> _Extract provided_:
────

Seán Canney (born 6 April 1960) is an Irish Independent politician who has been a Teachta Dála (TD) for the Galway East constituency since 2016. He served as a Minister of State from 2016 to 2017 and again from 2018 to 2020.

A native of Belclare, Tuam, County Galway. Canney was campaign manager for his brother-in-law, Paddy McHugh, in the 2002 general election, in which McHugh gained a seat in the Galway East constituency.

As an Independent candidate, Canney was elected to Galway County Council in 2004, on his first attempt. He was re-elected in each of the subsequent local elections in 2009 and 2014. In both the 2009 and 2014 elections, he topped the poll in the Tuam local electoral area.

He was an unsuccessful candidate in the 2011 general election in the Galway East constituency, receiving 5,567 first preference votes.

He served as Mayor of County Galway for the term 2007 to 2008, and served on a number of boards and committees. He joined the Independent Alliance in advance of the 2016 general election. At the 2016 general election, he topped the poll in Galway East, securing 8,447 first preference votes. After lengthy government formation talks, the Independent Alliance supported the nomination of Enda Kenny as Taoiseach on 6 May 2016, allowing Kenny to become the first leader of Fine Gael to be re-appointed to this office.

────

> _Extracted entries_:
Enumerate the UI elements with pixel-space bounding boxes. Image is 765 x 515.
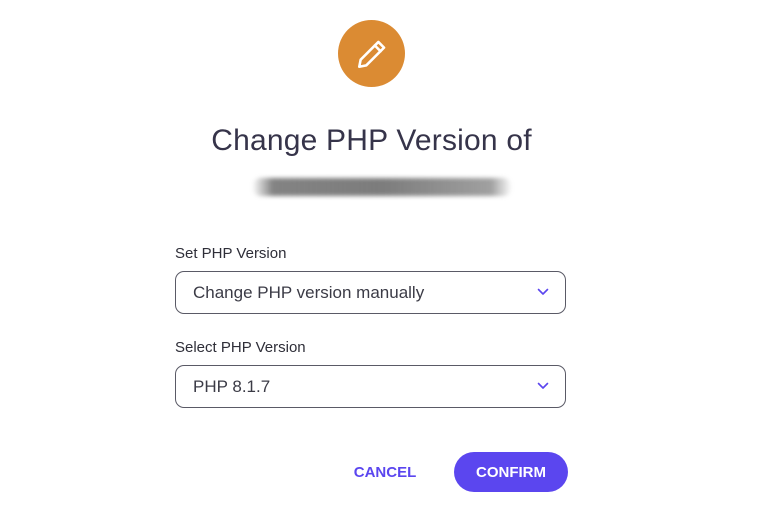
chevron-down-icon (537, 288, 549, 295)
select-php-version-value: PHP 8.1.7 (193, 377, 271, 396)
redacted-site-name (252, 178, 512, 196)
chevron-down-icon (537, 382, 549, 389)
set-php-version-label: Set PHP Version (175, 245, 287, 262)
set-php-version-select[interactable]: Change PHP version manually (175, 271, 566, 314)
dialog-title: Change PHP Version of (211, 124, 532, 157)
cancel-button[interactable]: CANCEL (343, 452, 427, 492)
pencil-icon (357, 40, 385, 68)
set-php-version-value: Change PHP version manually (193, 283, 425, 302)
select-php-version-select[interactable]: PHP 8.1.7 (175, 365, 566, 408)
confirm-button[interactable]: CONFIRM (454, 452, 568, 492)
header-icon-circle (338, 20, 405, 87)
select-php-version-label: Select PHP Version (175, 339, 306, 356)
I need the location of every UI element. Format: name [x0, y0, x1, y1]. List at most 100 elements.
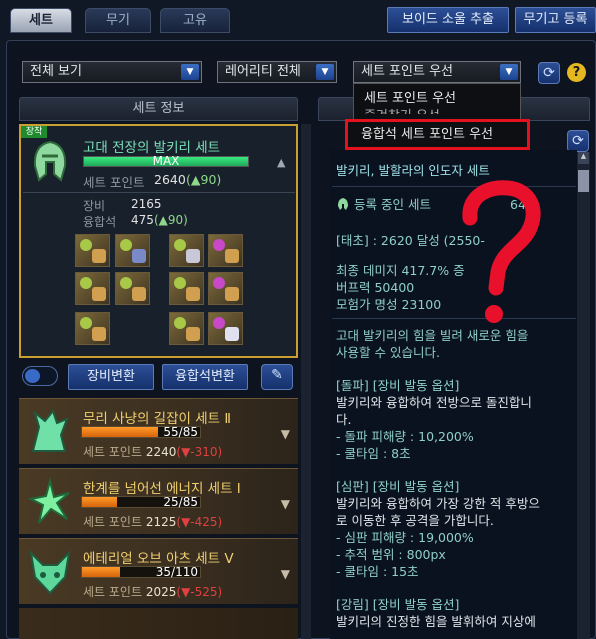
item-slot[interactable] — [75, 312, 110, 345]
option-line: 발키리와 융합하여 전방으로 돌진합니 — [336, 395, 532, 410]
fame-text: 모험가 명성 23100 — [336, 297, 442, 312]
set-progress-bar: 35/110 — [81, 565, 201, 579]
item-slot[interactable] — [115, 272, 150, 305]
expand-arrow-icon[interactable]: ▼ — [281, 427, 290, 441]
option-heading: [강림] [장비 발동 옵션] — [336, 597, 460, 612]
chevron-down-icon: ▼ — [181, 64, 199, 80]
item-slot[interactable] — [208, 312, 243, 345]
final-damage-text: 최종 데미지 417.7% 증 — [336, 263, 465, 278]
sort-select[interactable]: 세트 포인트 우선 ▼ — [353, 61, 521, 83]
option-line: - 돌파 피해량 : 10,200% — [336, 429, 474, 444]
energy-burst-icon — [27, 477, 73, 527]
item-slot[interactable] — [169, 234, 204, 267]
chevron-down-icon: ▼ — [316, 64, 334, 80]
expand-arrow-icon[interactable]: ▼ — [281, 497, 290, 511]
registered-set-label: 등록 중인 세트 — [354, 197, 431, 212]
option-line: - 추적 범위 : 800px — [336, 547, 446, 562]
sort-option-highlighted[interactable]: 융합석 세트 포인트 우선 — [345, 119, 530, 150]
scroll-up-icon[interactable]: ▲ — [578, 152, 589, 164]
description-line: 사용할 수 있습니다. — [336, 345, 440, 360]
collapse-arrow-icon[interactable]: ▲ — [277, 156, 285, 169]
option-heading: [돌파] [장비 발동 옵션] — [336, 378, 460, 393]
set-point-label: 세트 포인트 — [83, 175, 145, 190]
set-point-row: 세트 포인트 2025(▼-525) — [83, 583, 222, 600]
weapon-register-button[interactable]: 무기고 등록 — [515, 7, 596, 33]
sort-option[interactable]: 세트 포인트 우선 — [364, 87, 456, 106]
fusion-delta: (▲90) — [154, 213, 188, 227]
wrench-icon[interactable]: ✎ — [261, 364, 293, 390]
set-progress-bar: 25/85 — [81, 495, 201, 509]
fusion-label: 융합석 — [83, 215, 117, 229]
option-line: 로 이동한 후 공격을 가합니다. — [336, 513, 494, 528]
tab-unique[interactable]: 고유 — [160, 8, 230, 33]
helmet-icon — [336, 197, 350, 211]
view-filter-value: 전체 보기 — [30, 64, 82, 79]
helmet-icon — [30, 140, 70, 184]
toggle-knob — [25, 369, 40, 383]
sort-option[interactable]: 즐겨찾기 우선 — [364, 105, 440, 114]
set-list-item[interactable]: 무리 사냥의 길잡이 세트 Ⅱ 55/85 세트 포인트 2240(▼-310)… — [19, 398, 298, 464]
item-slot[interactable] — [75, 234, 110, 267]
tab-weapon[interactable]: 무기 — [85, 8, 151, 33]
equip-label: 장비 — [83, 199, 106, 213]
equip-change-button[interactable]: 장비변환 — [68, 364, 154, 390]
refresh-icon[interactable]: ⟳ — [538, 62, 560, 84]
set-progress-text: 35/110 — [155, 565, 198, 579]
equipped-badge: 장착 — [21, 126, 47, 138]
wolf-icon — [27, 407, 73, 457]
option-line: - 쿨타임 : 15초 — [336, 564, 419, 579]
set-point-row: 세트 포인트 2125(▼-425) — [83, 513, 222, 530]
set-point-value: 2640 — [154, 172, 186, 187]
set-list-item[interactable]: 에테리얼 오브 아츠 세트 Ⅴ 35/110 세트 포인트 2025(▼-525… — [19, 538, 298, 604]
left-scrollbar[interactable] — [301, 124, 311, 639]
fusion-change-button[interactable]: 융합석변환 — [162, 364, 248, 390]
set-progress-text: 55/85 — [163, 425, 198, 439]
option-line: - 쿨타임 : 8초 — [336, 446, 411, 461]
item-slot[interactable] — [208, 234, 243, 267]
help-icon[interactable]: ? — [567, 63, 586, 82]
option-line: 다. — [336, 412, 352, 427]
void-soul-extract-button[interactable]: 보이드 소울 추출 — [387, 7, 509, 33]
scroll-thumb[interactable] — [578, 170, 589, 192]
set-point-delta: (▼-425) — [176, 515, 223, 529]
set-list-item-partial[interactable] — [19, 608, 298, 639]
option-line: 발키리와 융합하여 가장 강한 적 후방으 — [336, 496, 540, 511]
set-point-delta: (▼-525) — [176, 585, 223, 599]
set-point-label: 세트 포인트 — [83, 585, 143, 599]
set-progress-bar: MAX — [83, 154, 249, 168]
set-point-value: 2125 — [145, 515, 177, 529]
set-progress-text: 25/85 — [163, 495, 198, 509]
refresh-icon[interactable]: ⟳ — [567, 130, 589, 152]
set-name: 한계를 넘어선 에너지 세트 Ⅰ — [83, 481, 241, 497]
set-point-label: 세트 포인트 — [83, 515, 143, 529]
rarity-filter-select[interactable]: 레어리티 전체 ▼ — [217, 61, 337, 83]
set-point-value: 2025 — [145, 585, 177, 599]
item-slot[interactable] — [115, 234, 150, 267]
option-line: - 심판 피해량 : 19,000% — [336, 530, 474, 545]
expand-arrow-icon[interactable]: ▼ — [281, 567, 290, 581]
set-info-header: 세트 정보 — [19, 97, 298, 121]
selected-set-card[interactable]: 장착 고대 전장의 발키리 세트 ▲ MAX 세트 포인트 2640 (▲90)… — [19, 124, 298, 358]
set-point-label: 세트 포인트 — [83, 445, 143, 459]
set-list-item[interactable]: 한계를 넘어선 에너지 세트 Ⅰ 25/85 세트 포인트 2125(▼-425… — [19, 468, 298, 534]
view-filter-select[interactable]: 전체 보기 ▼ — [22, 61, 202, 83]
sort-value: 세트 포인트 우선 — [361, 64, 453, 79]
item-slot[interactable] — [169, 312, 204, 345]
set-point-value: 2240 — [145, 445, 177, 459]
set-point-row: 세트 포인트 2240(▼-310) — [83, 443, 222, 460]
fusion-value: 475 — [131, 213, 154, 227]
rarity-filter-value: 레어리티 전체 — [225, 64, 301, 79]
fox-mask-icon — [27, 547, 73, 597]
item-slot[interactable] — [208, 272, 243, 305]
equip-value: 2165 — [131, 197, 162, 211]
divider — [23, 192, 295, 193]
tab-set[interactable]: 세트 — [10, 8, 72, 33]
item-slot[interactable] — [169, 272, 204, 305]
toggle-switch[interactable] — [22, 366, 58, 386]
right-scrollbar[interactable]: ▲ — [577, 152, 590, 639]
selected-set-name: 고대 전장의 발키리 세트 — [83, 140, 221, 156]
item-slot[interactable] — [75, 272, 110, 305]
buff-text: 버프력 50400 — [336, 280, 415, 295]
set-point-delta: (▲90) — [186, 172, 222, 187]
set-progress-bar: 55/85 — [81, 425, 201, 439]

────

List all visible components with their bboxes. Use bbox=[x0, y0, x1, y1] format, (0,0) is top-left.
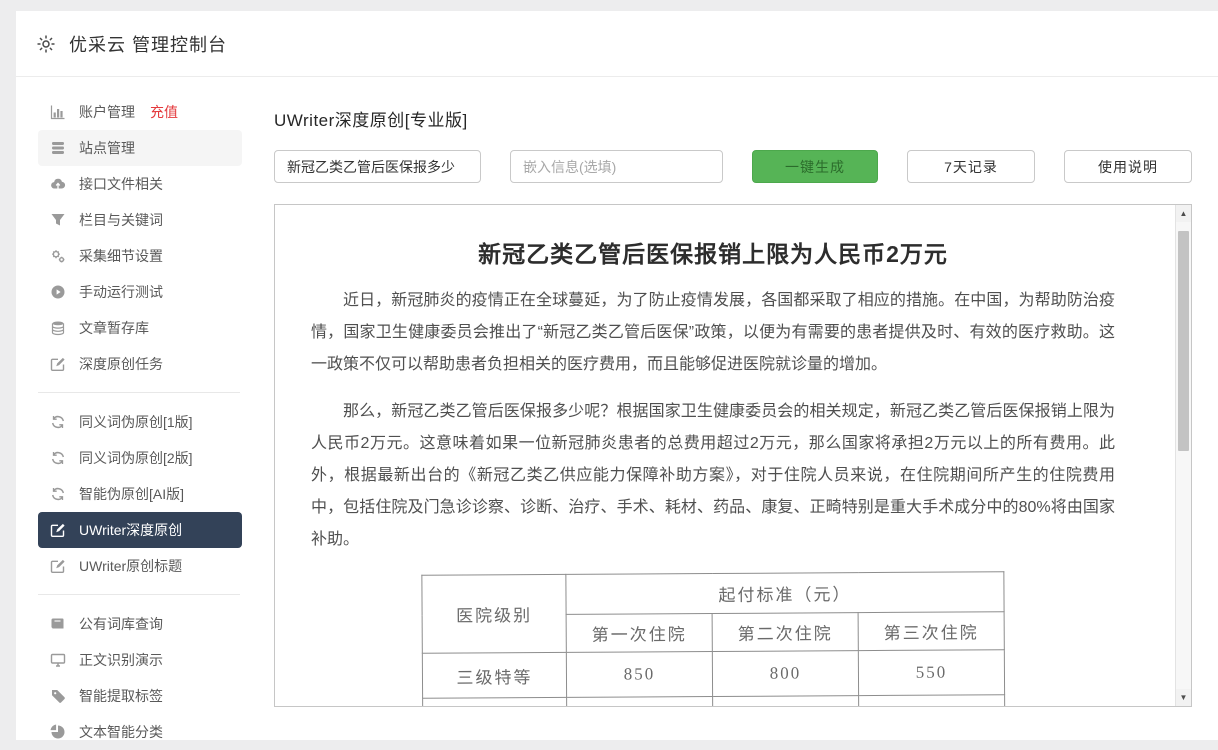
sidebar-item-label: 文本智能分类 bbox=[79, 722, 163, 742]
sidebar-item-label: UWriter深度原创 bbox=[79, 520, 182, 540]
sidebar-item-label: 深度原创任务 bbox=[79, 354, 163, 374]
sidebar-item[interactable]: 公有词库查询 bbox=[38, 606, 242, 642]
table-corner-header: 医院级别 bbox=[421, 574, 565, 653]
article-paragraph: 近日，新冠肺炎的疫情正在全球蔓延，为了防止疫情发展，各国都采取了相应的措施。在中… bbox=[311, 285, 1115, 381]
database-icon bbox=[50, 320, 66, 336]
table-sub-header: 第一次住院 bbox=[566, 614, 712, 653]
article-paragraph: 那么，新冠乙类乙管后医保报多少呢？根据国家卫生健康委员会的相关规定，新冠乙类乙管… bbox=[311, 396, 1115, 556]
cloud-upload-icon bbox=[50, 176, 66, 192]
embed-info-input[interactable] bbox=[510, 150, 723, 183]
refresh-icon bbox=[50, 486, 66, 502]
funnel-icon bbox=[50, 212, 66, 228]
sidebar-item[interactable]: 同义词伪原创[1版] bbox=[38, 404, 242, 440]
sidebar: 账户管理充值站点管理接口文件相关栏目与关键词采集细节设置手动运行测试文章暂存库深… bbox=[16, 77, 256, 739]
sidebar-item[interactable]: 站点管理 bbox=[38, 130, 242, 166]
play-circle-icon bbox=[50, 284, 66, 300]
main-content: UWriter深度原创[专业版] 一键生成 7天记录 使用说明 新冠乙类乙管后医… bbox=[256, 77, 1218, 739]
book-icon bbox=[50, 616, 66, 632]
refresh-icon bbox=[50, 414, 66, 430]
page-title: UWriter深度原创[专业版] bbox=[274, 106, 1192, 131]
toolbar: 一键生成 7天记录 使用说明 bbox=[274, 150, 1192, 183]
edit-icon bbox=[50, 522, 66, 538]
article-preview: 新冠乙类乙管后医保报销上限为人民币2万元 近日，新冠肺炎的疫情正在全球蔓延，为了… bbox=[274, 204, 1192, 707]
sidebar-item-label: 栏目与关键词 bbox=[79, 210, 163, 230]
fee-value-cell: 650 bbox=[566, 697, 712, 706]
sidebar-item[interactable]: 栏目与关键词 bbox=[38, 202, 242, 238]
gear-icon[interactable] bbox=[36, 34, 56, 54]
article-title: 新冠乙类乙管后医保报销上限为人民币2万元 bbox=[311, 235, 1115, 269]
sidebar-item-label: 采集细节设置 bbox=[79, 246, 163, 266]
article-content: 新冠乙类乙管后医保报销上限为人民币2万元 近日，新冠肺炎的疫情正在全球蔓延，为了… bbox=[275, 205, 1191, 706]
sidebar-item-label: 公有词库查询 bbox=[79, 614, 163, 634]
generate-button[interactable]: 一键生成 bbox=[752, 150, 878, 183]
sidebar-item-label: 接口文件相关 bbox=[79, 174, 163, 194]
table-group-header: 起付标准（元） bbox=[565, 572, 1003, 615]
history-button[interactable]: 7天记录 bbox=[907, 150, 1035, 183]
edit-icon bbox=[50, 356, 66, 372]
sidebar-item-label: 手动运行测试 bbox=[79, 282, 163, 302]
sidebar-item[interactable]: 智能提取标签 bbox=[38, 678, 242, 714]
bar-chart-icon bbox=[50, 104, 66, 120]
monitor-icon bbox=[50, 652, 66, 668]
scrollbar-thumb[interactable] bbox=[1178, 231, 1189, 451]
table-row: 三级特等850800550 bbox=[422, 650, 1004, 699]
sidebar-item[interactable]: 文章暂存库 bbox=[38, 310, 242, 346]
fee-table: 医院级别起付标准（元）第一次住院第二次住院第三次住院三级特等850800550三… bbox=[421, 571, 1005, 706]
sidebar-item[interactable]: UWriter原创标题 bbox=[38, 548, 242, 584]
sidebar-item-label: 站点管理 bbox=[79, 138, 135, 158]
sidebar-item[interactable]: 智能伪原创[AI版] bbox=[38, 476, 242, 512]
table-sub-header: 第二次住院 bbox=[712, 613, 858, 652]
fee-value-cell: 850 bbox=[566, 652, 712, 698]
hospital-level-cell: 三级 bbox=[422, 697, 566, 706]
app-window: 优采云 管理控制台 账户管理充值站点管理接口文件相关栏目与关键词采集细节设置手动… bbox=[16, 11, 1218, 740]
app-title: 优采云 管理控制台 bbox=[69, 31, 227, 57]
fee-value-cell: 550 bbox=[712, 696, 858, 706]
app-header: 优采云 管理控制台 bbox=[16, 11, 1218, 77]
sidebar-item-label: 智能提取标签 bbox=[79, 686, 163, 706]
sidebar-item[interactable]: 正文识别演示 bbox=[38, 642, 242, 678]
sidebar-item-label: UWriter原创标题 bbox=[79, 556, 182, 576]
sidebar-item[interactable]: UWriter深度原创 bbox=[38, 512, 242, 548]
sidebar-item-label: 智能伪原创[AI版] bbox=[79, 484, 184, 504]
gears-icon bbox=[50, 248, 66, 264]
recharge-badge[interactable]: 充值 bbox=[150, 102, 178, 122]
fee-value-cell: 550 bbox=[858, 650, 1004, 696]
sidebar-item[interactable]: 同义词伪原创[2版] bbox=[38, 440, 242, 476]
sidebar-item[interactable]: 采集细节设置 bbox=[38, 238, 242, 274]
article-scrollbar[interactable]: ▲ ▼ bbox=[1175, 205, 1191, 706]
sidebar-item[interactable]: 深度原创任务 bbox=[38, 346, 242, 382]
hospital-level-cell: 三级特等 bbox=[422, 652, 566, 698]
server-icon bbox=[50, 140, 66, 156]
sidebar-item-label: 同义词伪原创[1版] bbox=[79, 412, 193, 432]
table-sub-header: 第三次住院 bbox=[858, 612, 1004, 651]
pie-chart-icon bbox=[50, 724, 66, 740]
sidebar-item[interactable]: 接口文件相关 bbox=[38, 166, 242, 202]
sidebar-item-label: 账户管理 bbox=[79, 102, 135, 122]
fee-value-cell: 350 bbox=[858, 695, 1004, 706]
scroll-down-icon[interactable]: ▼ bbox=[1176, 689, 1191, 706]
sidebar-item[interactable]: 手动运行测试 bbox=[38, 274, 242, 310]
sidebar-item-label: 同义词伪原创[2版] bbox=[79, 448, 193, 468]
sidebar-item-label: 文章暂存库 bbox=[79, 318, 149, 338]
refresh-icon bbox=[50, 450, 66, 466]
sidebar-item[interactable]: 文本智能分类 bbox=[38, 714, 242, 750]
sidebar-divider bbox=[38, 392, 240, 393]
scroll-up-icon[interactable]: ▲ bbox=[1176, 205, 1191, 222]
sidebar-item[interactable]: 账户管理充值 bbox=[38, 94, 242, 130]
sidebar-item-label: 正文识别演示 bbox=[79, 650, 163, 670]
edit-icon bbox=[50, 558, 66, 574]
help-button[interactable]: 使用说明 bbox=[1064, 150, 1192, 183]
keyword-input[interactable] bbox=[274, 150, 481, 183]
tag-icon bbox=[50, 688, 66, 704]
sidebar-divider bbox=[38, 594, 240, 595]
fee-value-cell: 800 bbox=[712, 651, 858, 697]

────

> _Given instruction A_: Can you shorten the paragraph in the Seán Canney biography that begins "As an Independent candidate" into a short bulleted list that keeps its main facts?
> _Given instruction B_: In the Seán Canney biography, how many first preference votes did he secure at the 2016 general election?
> _Given instruction C_: Pick up the Seán Canney biography after its final sentence and carry it on.

> _Exercise result A_:
- Elected to Galway County Council in 2004 as an Independent, on his first attempt
- Re-elected in the 2009 and 2014 local elections
- Topped the poll in the Tuam local electoral area in both 2009 and 2014

> _Exercise result B_: 8,447

> _Exercise result C_:
He was appointed a member of the Committee on Housing and Homelessness, a position he held until his appointment on 19 May 2016 by the new government as Minister of State at the Department of Public Expenditure and Reform with special responsibility for the Office of Public Works and Flood Relief. He served in that position until 3 June 2017, when he was succeeded by Kevin "Boxer" Moran, part of an arrangement within the Independent Alliance.

He has advocated the reopening the Western Rail Corridor to trains from Galway to Claremorris.

He left the Independent Alliance in May 2018, but continued to support the government.

In a reshuffle after the resignation of Denis Naughten from cabinet, Canney returned to the ministerial ranks on 16 October 2018. On 13 October 2018, he was appointed by the government on nomination by Leo Varadkar as Minister of State at the Department of Rural and Community Development and at the Department of Communications, Climate Action and Environment with special responsibility for natural resources, community affairs and digital development.

Canney was re-elected at the February 2020 general election. He stayed in ministerial office until the formation of a new government on 27 June 2020. He sits in the Regional Group in the 33rd Dáil.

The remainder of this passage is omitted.